### What is required
Note each line of the listing that contains the string "Extract", and copy it.

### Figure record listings
________________
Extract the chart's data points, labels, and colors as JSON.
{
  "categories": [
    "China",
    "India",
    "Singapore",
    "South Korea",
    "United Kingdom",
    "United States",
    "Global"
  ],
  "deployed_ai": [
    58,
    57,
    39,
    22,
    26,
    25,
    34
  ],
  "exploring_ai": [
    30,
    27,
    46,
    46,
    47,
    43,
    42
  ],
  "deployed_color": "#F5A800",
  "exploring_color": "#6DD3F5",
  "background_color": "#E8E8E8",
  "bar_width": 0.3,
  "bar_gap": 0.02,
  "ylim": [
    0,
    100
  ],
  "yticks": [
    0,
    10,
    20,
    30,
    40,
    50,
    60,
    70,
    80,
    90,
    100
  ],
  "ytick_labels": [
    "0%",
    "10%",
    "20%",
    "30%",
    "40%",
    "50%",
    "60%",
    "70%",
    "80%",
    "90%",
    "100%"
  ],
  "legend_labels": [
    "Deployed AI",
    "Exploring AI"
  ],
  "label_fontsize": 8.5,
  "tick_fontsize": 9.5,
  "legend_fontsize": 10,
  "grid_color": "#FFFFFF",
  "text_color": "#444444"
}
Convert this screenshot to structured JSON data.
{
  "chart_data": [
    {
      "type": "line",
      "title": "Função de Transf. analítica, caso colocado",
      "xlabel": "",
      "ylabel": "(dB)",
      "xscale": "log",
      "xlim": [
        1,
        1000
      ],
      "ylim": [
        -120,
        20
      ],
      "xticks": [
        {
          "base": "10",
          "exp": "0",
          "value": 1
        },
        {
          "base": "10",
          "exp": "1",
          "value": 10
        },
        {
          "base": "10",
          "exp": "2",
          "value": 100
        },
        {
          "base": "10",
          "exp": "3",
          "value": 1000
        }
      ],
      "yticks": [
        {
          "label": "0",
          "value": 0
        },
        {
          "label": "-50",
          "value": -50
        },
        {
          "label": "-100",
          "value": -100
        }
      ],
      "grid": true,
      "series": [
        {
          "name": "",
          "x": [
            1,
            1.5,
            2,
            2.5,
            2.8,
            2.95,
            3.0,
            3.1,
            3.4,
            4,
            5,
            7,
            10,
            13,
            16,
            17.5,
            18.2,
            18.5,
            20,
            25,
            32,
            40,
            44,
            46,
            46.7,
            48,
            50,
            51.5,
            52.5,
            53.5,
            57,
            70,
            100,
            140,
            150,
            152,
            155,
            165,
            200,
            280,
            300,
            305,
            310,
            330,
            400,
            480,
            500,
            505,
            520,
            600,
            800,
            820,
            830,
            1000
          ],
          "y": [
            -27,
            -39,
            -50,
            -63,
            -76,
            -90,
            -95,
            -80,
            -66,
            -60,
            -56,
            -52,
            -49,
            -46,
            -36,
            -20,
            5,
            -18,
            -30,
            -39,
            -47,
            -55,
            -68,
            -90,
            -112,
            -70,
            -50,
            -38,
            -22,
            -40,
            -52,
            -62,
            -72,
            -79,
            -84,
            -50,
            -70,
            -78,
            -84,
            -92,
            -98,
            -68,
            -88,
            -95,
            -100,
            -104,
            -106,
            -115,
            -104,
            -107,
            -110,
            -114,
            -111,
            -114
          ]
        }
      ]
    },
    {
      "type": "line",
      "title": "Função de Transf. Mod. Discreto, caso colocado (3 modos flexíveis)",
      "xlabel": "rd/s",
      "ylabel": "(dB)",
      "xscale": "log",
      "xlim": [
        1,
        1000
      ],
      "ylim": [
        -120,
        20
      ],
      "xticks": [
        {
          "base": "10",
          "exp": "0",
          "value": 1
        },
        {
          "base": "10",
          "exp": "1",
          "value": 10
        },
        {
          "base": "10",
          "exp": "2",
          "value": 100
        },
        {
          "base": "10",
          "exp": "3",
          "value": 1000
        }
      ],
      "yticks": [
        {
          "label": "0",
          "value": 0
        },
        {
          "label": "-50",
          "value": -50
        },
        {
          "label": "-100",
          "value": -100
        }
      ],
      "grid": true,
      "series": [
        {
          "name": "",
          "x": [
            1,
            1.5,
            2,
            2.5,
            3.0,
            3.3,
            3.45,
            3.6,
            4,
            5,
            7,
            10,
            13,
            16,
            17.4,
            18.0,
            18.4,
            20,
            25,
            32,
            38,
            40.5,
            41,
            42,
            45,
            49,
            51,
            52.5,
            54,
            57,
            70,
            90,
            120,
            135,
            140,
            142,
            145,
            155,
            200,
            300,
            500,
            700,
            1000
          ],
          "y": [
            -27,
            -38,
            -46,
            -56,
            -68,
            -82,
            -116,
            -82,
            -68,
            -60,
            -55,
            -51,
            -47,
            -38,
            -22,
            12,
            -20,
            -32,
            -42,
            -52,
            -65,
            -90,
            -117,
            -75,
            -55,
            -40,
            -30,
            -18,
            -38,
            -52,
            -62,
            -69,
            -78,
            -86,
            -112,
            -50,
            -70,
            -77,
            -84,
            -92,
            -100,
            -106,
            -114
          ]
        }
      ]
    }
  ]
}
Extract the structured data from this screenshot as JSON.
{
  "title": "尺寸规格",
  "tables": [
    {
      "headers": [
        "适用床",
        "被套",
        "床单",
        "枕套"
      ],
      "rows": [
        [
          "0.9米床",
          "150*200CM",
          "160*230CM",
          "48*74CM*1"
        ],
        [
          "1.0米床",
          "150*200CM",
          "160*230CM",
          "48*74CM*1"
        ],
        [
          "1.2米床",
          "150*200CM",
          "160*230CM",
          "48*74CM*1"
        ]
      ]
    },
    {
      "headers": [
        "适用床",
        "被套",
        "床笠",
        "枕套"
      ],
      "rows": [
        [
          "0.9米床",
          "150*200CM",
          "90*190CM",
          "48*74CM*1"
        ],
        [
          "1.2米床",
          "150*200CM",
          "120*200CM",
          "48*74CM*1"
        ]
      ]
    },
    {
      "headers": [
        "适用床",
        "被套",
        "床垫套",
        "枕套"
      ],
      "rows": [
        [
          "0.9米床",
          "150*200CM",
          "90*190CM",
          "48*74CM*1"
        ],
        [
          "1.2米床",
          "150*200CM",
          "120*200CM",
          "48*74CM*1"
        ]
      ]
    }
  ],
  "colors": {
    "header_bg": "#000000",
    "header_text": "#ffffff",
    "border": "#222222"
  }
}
________________
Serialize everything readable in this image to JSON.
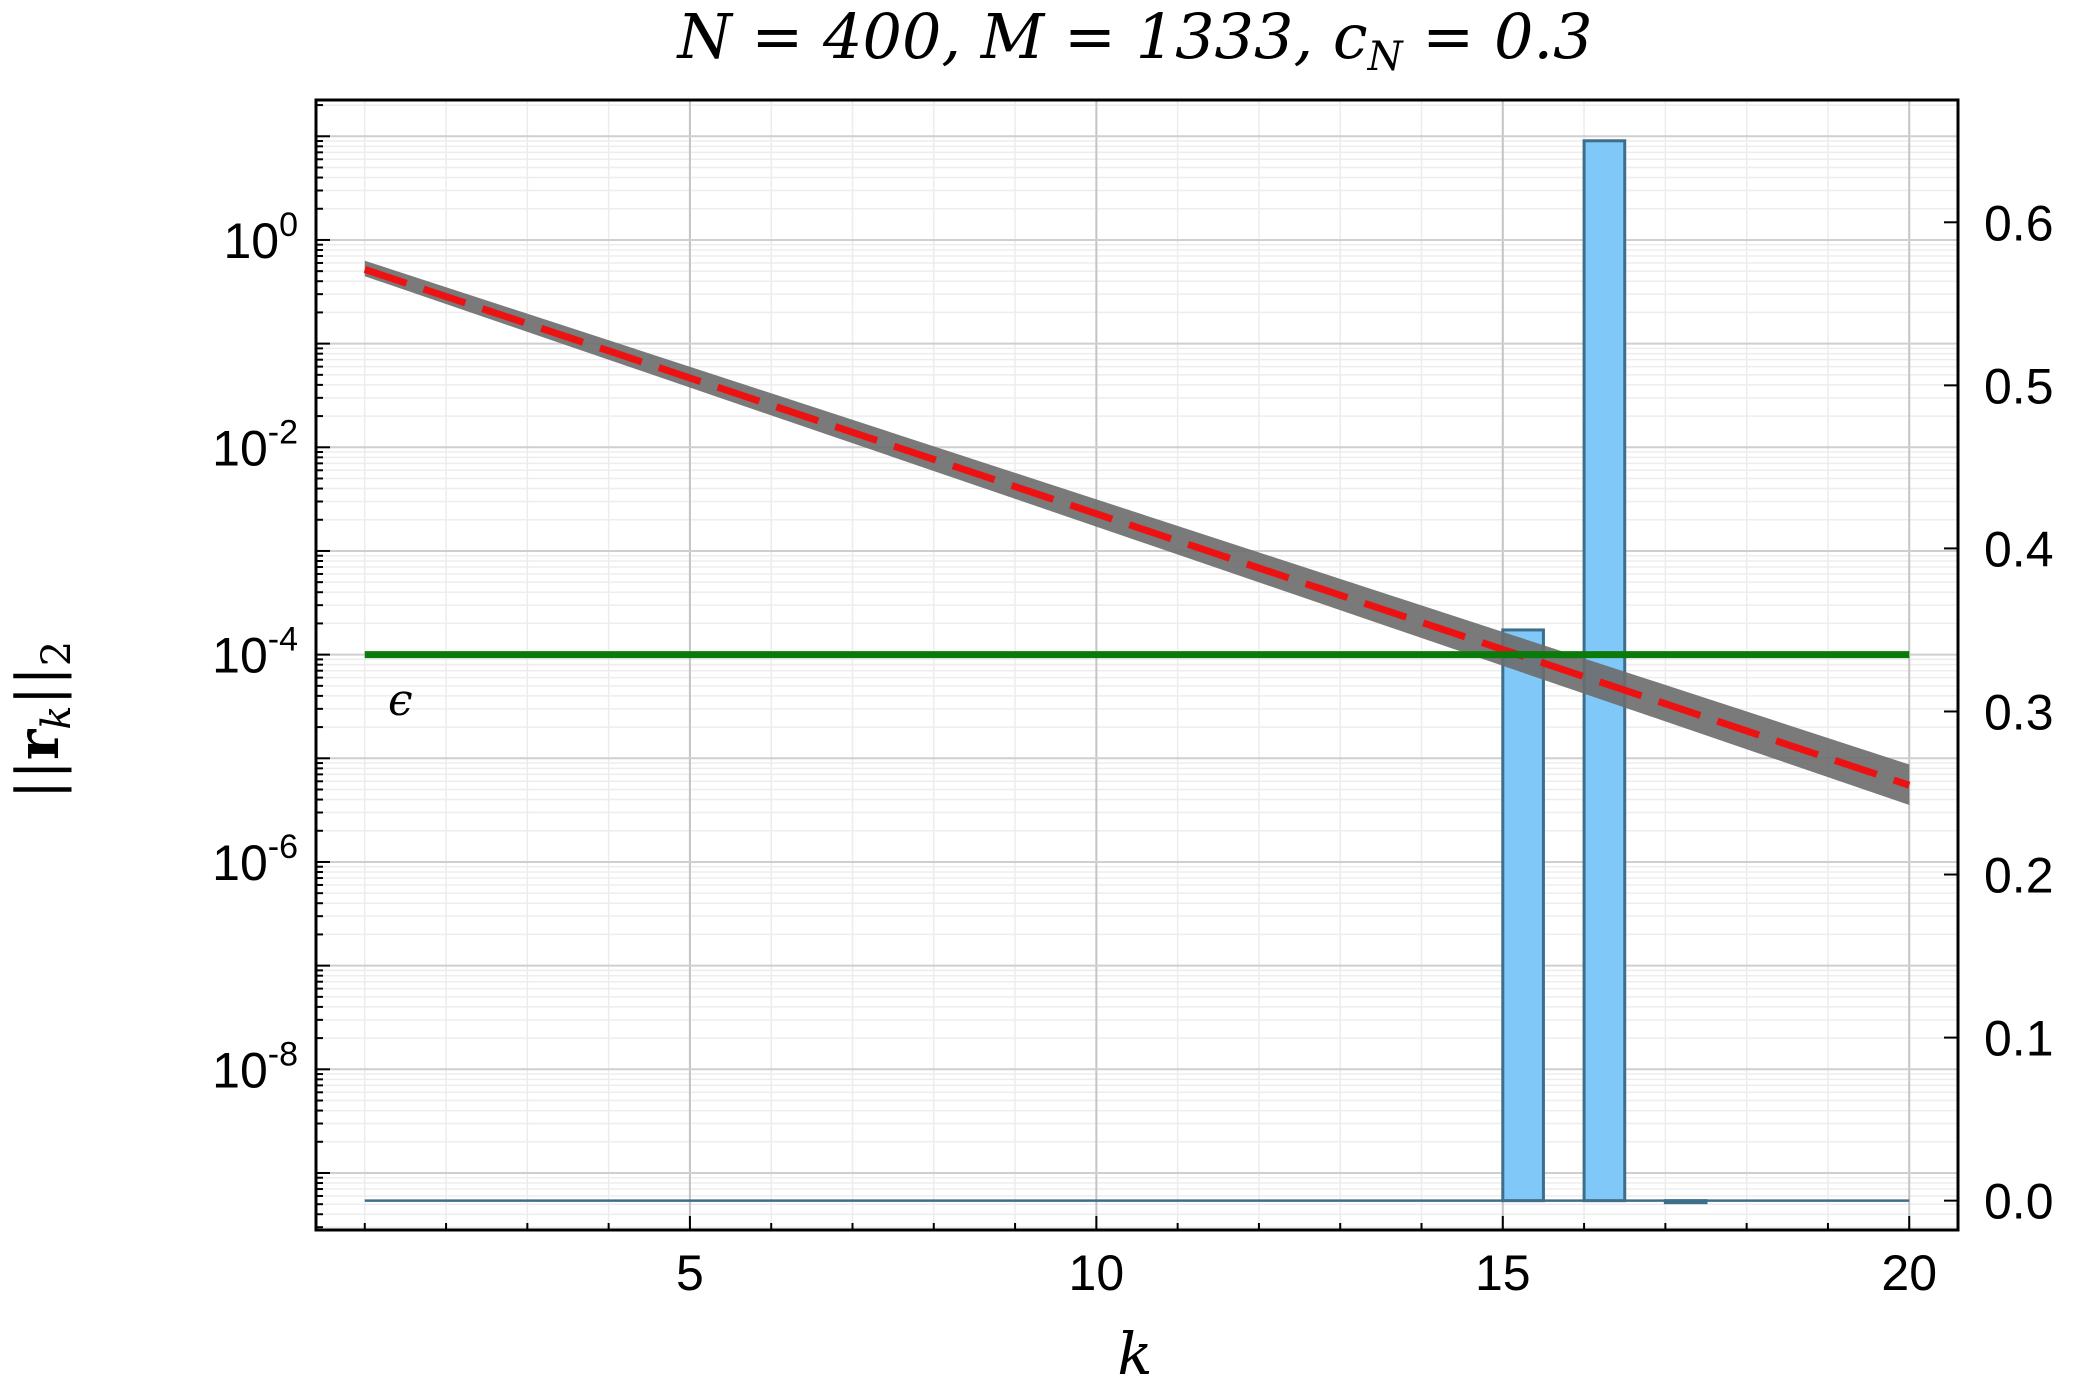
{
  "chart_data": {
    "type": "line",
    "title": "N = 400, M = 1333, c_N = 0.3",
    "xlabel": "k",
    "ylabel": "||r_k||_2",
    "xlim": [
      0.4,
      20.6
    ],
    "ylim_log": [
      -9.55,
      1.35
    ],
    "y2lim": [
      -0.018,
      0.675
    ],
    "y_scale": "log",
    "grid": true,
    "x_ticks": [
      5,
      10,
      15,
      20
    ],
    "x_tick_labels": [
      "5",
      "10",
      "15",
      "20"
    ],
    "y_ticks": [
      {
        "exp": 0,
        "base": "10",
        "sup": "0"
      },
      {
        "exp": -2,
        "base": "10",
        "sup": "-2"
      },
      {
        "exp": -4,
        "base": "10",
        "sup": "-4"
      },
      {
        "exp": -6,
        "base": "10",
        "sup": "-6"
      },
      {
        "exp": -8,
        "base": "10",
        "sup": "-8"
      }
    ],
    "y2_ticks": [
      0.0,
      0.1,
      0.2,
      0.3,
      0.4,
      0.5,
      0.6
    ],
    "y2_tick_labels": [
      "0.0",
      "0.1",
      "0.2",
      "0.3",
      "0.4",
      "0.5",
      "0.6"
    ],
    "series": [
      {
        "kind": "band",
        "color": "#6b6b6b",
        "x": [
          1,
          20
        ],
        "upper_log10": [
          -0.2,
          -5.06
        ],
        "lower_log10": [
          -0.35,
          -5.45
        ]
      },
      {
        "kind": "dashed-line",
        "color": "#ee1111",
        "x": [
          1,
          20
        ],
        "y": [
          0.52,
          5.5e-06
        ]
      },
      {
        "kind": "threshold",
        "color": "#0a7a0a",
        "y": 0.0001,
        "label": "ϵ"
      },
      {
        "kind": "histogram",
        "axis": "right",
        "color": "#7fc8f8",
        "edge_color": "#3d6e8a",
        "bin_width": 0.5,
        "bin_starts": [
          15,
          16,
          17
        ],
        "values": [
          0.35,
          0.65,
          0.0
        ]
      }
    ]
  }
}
________________
### Exercise response
Extract the chart's data points, labels, and colors as JSON.
Extract the structured data from this screenshot as JSON.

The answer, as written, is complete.